The exercise
Identify each line in the records below that contains the word "JSON", and copy it.

The records
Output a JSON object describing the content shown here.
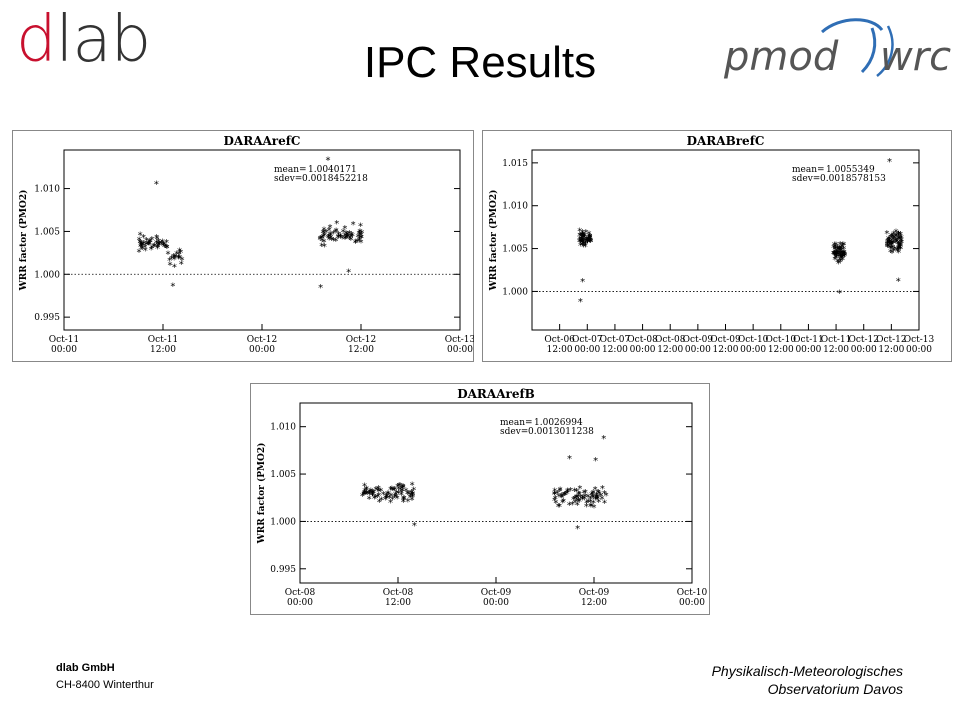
{
  "header": {
    "title": "IPC Results",
    "logo_left_d": "d",
    "logo_left_rest": "lab",
    "logo_right_text_1": "pmod",
    "logo_right_text_2": "wrc",
    "brand_red": "#c8102e"
  },
  "footer": {
    "company": "dlab GmbH",
    "address": "CH-8400  Winterthur",
    "institute_line1": "Physikalisch-Meteorologisches",
    "institute_line2": "Observatorium Davos"
  },
  "chart_data": [
    {
      "type": "scatter",
      "title": "DARAArefC",
      "ylabel": "WRR factor (PMO2)",
      "xlim": [
        "2011-10-11 00:00",
        "2011-10-13 00:00"
      ],
      "ylim": [
        0.9935,
        1.0145
      ],
      "yticks": [
        0.995,
        1.0,
        1.005,
        1.01
      ],
      "ytick_labels": [
        "0.995",
        "1.000",
        "1.005",
        "1.010"
      ],
      "xtick_labels": [
        [
          "Oct-11",
          "00:00"
        ],
        [
          "Oct-11",
          "12:00"
        ],
        [
          "Oct-12",
          "00:00"
        ],
        [
          "Oct-12",
          "12:00"
        ],
        [
          "Oct-13",
          "00:00"
        ]
      ],
      "reference_line": 1.0,
      "stats": {
        "mean_label": "mean=",
        "mean_value": "1.0040171",
        "sdev_label": "sdev=",
        "sdev_value": "0.0018452218"
      },
      "clusters": [
        {
          "x_start_hours": 9.0,
          "x_end_hours": 12.5,
          "y_mean": 1.0035,
          "y_spread": 0.0012,
          "count": 48
        },
        {
          "x_start_hours": 12.6,
          "x_end_hours": 14.3,
          "y_mean": 1.0018,
          "y_spread": 0.0012,
          "count": 18
        },
        {
          "x_start_hours": 31.0,
          "x_end_hours": 36.2,
          "y_mean": 1.0046,
          "y_spread": 0.0014,
          "count": 70
        }
      ],
      "outliers": [
        [
          11.2,
          1.0106
        ],
        [
          31.1,
          0.9985
        ],
        [
          32.0,
          1.0134
        ],
        [
          34.5,
          1.0003
        ],
        [
          13.2,
          0.9987
        ]
      ]
    },
    {
      "type": "scatter",
      "title": "DARABrefC",
      "ylabel": "WRR factor (PMO2)",
      "xlim": [
        "2011-10-06 00:00",
        "2011-10-13 00:00"
      ],
      "ylim": [
        0.9955,
        1.0165
      ],
      "yticks": [
        1.0,
        1.005,
        1.01,
        1.015
      ],
      "ytick_labels": [
        "1.000",
        "1.005",
        "1.010",
        "1.015"
      ],
      "xtick_labels": [
        [
          "Oct-06",
          "12:00"
        ],
        [
          "Oct-07",
          "00:00"
        ],
        [
          "Oct-07",
          "12:00"
        ],
        [
          "Oct-08",
          "00:00"
        ],
        [
          "Oct-08",
          "12:00"
        ],
        [
          "Oct-09",
          "00:00"
        ],
        [
          "Oct-09",
          "12:00"
        ],
        [
          "Oct-10",
          "00:00"
        ],
        [
          "Oct-10",
          "12:00"
        ],
        [
          "Oct-11",
          "00:00"
        ],
        [
          "Oct-11",
          "12:00"
        ],
        [
          "Oct-12",
          "00:00"
        ],
        [
          "Oct-12",
          "12:00"
        ],
        [
          "Oct-13",
          "00:00"
        ]
      ],
      "reference_line": 1.0,
      "stats": {
        "mean_label": "mean=",
        "mean_value": "1.0055349",
        "sdev_label": "sdev=",
        "sdev_value": "0.0018578153"
      },
      "clusters": [
        {
          "x_start_hours": 20.5,
          "x_end_hours": 25.5,
          "y_mean": 1.0062,
          "y_spread": 0.0011,
          "count": 55
        },
        {
          "x_start_hours": 130.5,
          "x_end_hours": 136.0,
          "y_mean": 1.0045,
          "y_spread": 0.0013,
          "count": 60
        },
        {
          "x_start_hours": 154.0,
          "x_end_hours": 160.5,
          "y_mean": 1.0058,
          "y_spread": 0.0014,
          "count": 70
        }
      ],
      "outliers": [
        [
          21.0,
          0.9989
        ],
        [
          22.0,
          1.0012
        ],
        [
          155.2,
          1.0152
        ],
        [
          133.5,
          0.9999
        ],
        [
          159.0,
          1.0013
        ]
      ]
    },
    {
      "type": "scatter",
      "title": "DARAArefB",
      "ylabel": "WRR factor (PMO2)",
      "xlim": [
        "2011-10-08 00:00",
        "2011-10-10 00:00"
      ],
      "ylim": [
        0.9935,
        1.0125
      ],
      "yticks": [
        0.995,
        1.0,
        1.005,
        1.01
      ],
      "ytick_labels": [
        "0.995",
        "1.000",
        "1.005",
        "1.010"
      ],
      "xtick_labels": [
        [
          "Oct-08",
          "00:00"
        ],
        [
          "Oct-08",
          "12:00"
        ],
        [
          "Oct-09",
          "00:00"
        ],
        [
          "Oct-09",
          "12:00"
        ],
        [
          "Oct-10",
          "00:00"
        ]
      ],
      "reference_line": 1.0,
      "stats": {
        "mean_label": "mean=",
        "mean_value": "1.0026994",
        "sdev_label": "sdev=",
        "sdev_value": "0.0013011238"
      },
      "clusters": [
        {
          "x_start_hours": 7.5,
          "x_end_hours": 14.2,
          "y_mean": 1.003,
          "y_spread": 0.0011,
          "count": 85
        },
        {
          "x_start_hours": 31.0,
          "x_end_hours": 37.5,
          "y_mean": 1.0026,
          "y_spread": 0.0012,
          "count": 80
        }
      ],
      "outliers": [
        [
          33.0,
          1.0067
        ],
        [
          37.2,
          1.0088
        ],
        [
          14.0,
          0.9996
        ],
        [
          36.2,
          1.0065
        ],
        [
          34.0,
          0.9993
        ]
      ]
    }
  ]
}
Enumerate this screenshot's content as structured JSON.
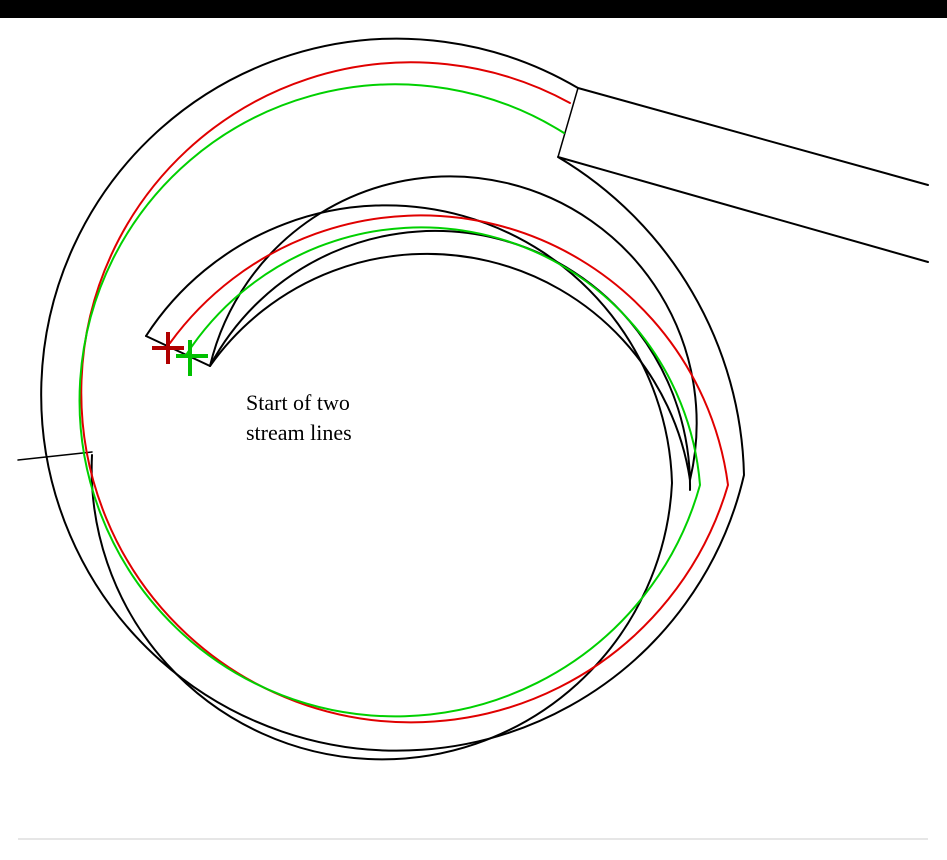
{
  "annotation": {
    "line1": "Start of two",
    "line2": "stream lines"
  },
  "colors": {
    "outline": "#000000",
    "streamline_outer": "#e00000",
    "streamline_inner": "#00d000",
    "marker_outer": "#b00000",
    "marker_inner": "#00c000",
    "background": "#ffffff"
  }
}
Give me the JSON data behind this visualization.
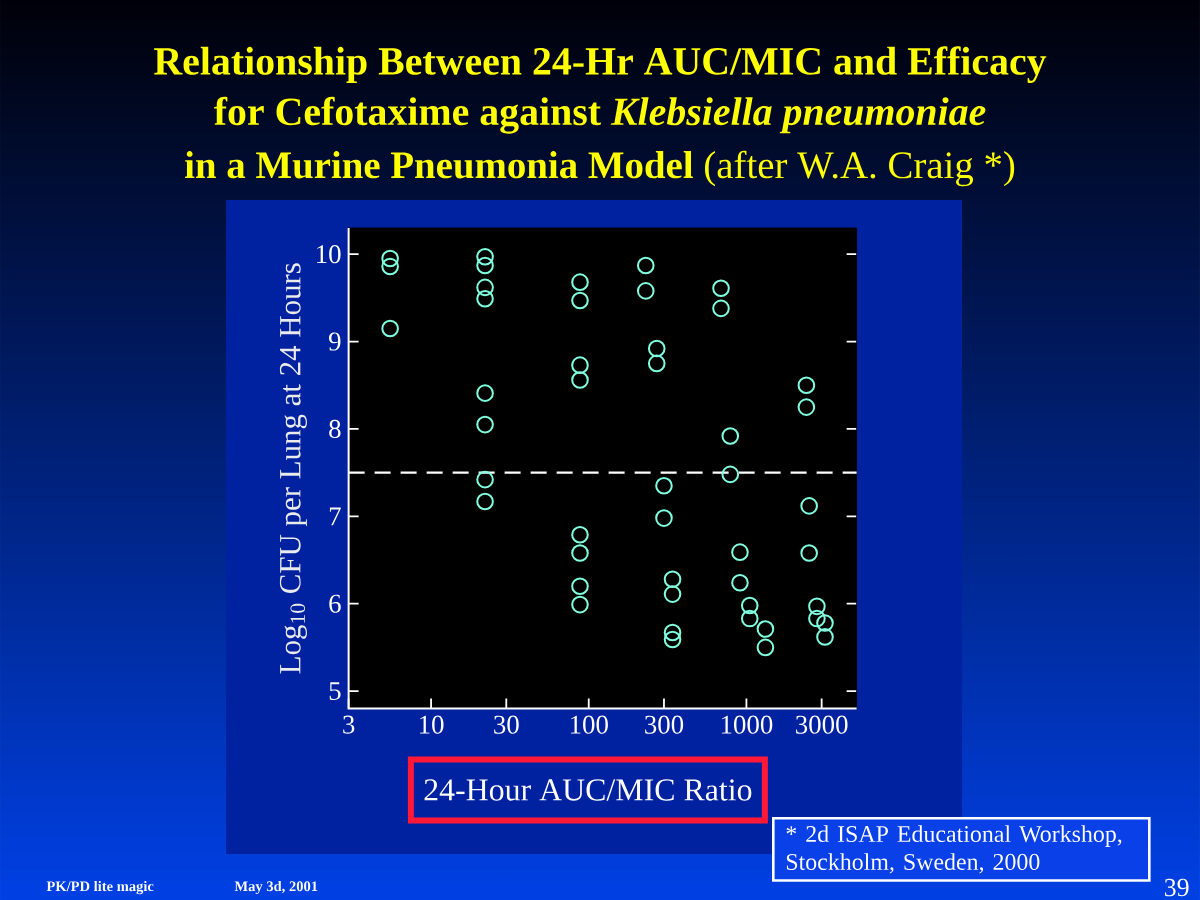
{
  "chart_data": {
    "type": "scatter",
    "title": "Relationship Between 24-Hr AUC/MIC and Efficacy for Cefotaxime against *Klebsiella pneumoniae*",
    "subtitle": "**in a Murine Pneumonia Model** (after W.A. Craig *)",
    "xlabel": "24-Hour AUC/MIC Ratio",
    "ylabel": "Log$_{10}$ CFU per Lung at 24 Hours",
    "annotations": [
      "* 2d ISAP Educational Workshop, Stockholm, Sweden, 2000",
      "PK/PD lite magic",
      "May 3d, 2001",
      "39"
    ],
    "series": [
      {
        "color": "#80ffe0",
        "x": [
          5.5,
          5.5,
          5.5,
          22,
          22,
          22,
          22,
          22,
          22,
          22,
          22,
          88,
          88,
          88,
          88,
          88,
          88,
          88,
          88,
          230,
          230,
          270,
          270,
          300,
          300,
          340,
          340,
          340,
          340,
          690,
          690,
          790,
          790,
          910,
          910,
          1050,
          1050,
          1320,
          1320,
          2400,
          2400,
          2500,
          2500,
          2800,
          2800,
          3150,
          3150
        ],
        "values": [
          9.95,
          9.86,
          9.15,
          9.97,
          9.87,
          9.62,
          9.49,
          8.41,
          8.05,
          7.42,
          7.17,
          9.68,
          9.47,
          8.73,
          8.56,
          6.79,
          6.58,
          6.2,
          5.99,
          9.87,
          9.58,
          8.92,
          8.75,
          7.35,
          6.98,
          6.28,
          6.11,
          5.67,
          5.59,
          9.61,
          9.38,
          7.92,
          7.48,
          6.59,
          6.24,
          5.98,
          5.83,
          5.71,
          5.5,
          8.5,
          8.25,
          7.12,
          6.58,
          5.97,
          5.83,
          5.78,
          5.62
        ]
      }
    ],
    "marker": "circle",
    "log": "x",
    "xlim": [
      3,
      5000
    ],
    "ylim": [
      4.8,
      10.3
    ],
    "xticks": [
      3,
      10,
      30,
      100,
      300,
      1000,
      3000
    ],
    "yticks": [
      5,
      6,
      7,
      8,
      9,
      10
    ],
    "ref_lines": [
      {
        "axis": "y",
        "value": 7.5,
        "color": "#ffffff",
        "line_style": "dashed"
      }
    ]
  }
}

Solution to this problem
Output a JSON object describing the content shown here.
Enumerate this screenshot's content as structured JSON.
Give me the JSON data behind this visualization.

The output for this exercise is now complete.